_Fragmento del texto_.
_ _ _ _

Las calles de los alrededores del Millenium, que parecen adaptarse al estadio y no al revés, pasaron el día repletas de seguidores de Oasis, como si de la previa de una final de la Copa de Europa se tratara. Los pocos no británicos —ni lo quiera Dios— nos mezclamos entre los locales, llegados de toda la isla, con nuestras camisetas y sus gorros de pescador, militantes, como aficionados del mismo equipo de fútbol.
El «because we need each other, we believe in one another», de Noel en Acquiesce, sonó a unidad y esperanza. A perdón. Dejó una sensación a la que casi nada recuerda en estos días, aciagos a ratos, desilusionantes, en los que unos señores que no deberíamos conocer ocupan eso tan manido de la vida pública, mientras hacen por contaminar hasta lo más profundo de nuestra existencia.

_ _ _ _

_Ejercicios_.
1 – Copia del texto sobre el concierto de Oasis el trozo que empieza en "Las calles de" y termina en "de nuestra existencia.".
2 – Sigue escribiendo el texto sobre el concierto de Oasis a partir de su última frase.

Datos para el análisis del diseño de documentos

_ _ _ _

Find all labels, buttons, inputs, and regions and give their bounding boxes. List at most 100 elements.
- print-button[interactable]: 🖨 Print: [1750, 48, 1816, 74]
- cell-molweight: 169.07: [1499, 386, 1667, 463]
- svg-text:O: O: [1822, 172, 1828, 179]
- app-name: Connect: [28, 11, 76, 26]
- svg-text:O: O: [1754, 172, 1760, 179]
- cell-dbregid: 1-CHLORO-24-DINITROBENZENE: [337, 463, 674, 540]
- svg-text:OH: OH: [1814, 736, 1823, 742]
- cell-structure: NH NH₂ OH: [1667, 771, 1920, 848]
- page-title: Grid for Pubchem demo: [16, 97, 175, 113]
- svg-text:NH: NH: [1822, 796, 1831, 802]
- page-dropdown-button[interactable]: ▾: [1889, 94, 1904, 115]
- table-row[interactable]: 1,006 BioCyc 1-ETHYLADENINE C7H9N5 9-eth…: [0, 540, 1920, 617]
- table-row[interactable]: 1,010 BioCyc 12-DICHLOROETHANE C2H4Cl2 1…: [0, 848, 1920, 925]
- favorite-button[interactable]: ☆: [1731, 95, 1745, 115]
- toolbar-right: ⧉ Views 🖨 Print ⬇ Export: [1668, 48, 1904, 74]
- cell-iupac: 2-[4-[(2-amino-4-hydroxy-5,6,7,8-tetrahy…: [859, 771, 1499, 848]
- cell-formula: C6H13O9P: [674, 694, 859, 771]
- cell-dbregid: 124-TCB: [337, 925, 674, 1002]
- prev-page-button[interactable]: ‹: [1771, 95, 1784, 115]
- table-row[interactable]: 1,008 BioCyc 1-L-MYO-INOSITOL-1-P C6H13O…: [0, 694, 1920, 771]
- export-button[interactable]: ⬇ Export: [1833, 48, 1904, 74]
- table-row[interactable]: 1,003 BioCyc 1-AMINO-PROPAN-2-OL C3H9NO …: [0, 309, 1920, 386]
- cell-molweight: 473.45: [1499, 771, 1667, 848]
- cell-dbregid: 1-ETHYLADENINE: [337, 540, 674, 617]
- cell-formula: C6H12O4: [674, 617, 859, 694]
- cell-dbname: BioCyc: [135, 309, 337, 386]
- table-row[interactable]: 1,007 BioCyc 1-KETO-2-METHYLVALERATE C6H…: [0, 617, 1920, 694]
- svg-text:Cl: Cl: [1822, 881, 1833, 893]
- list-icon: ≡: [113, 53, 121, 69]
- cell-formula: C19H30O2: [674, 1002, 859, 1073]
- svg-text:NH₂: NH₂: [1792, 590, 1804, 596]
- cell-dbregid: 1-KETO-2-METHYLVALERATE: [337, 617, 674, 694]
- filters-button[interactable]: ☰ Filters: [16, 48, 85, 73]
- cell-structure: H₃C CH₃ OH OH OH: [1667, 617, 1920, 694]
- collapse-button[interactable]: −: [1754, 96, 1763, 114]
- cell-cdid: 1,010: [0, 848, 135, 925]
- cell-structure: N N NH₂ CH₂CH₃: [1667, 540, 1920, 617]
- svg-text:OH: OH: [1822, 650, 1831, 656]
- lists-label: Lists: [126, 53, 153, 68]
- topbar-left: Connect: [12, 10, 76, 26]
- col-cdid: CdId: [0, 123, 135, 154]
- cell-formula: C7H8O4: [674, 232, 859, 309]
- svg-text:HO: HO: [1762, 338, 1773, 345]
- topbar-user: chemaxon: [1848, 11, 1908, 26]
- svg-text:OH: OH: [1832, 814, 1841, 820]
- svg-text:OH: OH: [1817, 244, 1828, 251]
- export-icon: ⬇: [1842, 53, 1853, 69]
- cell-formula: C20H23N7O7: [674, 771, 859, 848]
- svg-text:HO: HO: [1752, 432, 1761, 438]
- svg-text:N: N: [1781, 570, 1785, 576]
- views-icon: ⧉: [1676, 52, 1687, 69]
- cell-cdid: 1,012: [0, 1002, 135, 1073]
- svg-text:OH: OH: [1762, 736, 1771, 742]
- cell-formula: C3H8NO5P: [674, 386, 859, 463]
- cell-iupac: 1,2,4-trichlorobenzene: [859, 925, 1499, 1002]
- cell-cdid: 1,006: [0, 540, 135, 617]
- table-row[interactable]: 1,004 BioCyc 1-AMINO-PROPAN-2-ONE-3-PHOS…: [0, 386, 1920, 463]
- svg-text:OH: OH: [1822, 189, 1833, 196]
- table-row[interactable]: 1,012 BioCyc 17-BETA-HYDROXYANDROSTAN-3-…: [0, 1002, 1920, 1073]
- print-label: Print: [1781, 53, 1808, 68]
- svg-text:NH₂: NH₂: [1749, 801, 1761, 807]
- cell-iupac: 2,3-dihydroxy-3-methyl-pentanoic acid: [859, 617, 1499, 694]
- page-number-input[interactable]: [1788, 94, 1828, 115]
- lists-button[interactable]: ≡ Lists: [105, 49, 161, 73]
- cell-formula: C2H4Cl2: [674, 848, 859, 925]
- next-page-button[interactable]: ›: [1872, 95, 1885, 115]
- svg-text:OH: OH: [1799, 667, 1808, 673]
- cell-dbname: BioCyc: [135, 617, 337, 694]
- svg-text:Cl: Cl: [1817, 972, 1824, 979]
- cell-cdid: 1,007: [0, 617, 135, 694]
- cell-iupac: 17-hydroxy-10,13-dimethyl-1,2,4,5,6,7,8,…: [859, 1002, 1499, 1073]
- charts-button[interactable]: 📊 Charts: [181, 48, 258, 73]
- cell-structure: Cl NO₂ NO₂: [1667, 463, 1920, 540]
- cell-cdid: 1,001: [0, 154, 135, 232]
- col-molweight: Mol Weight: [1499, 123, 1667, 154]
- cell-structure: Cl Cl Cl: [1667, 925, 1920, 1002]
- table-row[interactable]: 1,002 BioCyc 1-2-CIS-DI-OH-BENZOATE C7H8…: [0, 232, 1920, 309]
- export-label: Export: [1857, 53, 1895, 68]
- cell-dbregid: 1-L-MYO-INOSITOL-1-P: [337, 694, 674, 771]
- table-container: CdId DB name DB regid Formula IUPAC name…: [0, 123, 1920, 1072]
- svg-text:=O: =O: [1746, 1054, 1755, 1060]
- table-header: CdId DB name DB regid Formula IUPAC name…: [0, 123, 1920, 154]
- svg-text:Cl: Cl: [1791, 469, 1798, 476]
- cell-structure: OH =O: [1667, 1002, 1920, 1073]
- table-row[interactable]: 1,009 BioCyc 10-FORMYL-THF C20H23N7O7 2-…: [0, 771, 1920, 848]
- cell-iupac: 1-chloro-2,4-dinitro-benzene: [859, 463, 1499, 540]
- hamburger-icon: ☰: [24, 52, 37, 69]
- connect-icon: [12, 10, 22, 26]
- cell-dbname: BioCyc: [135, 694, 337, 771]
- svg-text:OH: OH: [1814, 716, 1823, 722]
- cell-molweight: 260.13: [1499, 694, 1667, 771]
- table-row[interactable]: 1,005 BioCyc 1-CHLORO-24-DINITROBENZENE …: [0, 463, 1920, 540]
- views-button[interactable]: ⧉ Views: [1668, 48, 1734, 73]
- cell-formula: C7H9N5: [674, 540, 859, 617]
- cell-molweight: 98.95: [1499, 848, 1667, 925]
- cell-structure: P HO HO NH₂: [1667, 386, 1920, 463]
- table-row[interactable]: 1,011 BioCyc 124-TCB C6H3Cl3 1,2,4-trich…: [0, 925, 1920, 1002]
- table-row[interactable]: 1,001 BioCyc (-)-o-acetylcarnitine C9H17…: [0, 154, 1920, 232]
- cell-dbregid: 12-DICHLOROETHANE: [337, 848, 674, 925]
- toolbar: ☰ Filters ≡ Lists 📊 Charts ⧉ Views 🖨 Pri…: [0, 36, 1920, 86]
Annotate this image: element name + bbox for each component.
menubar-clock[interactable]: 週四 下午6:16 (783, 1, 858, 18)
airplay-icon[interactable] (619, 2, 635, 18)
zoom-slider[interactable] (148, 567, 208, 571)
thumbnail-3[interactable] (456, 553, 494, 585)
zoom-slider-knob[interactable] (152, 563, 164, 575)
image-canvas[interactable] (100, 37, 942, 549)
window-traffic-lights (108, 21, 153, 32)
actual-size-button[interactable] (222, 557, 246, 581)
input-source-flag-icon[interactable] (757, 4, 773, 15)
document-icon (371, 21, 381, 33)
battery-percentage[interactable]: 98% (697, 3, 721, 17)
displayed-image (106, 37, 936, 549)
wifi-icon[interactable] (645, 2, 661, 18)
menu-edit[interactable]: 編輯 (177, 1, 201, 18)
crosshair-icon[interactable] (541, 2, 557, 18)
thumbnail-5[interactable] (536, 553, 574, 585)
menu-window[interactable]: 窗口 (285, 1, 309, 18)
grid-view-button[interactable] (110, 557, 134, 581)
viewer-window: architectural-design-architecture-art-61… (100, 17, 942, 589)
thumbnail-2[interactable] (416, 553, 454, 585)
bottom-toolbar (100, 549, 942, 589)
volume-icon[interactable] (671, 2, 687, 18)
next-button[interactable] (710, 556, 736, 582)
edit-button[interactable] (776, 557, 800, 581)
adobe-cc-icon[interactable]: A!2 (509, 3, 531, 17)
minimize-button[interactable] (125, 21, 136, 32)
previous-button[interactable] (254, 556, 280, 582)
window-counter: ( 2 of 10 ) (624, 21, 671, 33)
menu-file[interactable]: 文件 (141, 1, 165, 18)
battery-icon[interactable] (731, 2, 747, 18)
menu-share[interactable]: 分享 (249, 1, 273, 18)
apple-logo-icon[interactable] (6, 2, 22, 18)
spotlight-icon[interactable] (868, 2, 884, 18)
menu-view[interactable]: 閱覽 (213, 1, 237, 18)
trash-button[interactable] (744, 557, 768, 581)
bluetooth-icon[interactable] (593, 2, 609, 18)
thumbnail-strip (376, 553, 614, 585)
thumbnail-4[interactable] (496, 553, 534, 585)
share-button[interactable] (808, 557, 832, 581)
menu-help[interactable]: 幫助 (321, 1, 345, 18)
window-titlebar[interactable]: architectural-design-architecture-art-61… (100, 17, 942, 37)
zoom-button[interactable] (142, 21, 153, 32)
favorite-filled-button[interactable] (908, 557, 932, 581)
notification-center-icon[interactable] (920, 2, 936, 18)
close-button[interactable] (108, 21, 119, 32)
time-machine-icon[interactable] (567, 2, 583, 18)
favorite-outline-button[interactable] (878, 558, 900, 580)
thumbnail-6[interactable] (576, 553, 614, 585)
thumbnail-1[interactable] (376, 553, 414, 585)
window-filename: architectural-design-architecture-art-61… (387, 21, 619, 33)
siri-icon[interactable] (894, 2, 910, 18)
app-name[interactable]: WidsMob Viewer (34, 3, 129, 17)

_ _ _ _

_Respuestas_.
1 –
Las calles de los alrededores del Millenium, que parecen adaptarse al estadio y no al revés, pasaron el día repletas de seguidores de Oasis, como si de la previa de una final de la Copa de Europa se tratara. Los pocos no británicos —ni lo quiera Dios— nos mezclamos entre los locales, llegados de toda la isla, con nuestras camisetas y sus gorros de pescador, militantes, como aficionados del mismo equipo de fútbol.
El «because we need each other, we believe in one another», de Noel en Acquiesce, sonó a unidad y esperanza. A perdón. Dejó una sensación a la que casi nada recuerda en estos días, aciagos a ratos, desilusionantes, en los que unos señores que no deberíamos conocer ocupan eso tan manido de la vida pública, mientras hacen por contaminar hasta lo más profundo de nuestra existencia.

2 –
Tras su apogeo en los 90 y décadas de días mejores y peores, esta resurrección de Oasis nos devuelve a aquellos años en los que el tiempo pasaba a la velocidad exacta. En medio de un espectáculo entre el pop art y la psicodelia —impactante pero en segundo plano—, los Gallagher se reafirman como la última banda de estadios. En una época en la que sólo parece valer lo antinatural, tíos normales, en vaqueros, sin estridencias ni chorradas, palabroteros, sí, tocando el repertorio de los repertorios para gente corriente, en el más admirable de los sentidos. Aquella Common People tan escasa ahora a la que entonces cantó Pulp. Tras Hello y Acquiesce, Morning Glory, Some Might Say, Bring It On Down, Cigarettes & Alcohol, Fade Away, Supersonic, Roll With It… Sin respiro.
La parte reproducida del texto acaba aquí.